# Stated exercise
All of the data needs to be repeated exactly.

# Data provided
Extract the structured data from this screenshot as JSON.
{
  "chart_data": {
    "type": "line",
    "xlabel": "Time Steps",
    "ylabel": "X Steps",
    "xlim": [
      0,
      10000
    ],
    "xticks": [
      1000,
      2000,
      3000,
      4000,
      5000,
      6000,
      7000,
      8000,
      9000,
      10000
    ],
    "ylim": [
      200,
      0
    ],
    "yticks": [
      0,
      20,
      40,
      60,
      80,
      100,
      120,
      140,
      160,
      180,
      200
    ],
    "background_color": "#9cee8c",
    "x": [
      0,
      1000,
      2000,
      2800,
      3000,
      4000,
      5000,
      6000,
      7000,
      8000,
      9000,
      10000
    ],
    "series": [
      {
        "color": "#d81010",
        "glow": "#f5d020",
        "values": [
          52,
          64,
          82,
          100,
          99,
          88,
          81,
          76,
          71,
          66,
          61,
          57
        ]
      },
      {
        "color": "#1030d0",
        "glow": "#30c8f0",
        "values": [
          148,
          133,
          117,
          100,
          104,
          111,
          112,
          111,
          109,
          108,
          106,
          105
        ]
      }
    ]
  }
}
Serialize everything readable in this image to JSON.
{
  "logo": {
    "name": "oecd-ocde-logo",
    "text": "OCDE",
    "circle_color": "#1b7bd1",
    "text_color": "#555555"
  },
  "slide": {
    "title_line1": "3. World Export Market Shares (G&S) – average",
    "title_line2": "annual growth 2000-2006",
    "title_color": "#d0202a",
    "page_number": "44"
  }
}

# Written response
Extract the structured data from this screenshot as JSON.
{
  "chart_data": {
    "type": "line",
    "xlabel": "Time Steps",
    "ylabel": "X Steps",
    "xlim": [
      0,
      10000
    ],
    "xticks": [
      1000,
      2000,
      3000,
      4000,
      5000,
      6000,
      7000,
      8000,
      9000,
      10000
    ],
    "ylim": [
      200,
      0
    ],
    "yticks": [
      0,
      20,
      40,
      60,
      80,
      100,
      120,
      140,
      160,
      180,
      200
    ],
    "background_color": "#9cee8c",
    "x": [
      0,
      1000,
      2000,
      2800,
      3000,
      4000,
      5000,
      6000,
      7000,
      8000,
      9000,
      10000
    ],
    "series": [
      {
        "color": "#d81010",
        "glow": "#f5d020",
        "values": [
          52,
          64,
          82,
          100,
          99,
          88,
          81,
          76,
          71,
          66,
          61,
          57
        ]
      },
      {
        "color": "#1030d0",
        "glow": "#30c8f0",
        "values": [
          148,
          133,
          117,
          100,
          104,
          111,
          112,
          111,
          109,
          108,
          106,
          105
        ]
      }
    ]
  }
}
Serialize everything readable in this image to JSON.
{
  "logo": {
    "name": "oecd-ocde-logo",
    "text": "OCDE",
    "circle_color": "#1b7bd1",
    "text_color": "#555555"
  },
  "slide": {
    "title_line1": "3. World Export Market Shares (G&S) – average",
    "title_line2": "annual growth 2000-2006",
    "title_color": "#d0202a",
    "page_number": "44"
  }
}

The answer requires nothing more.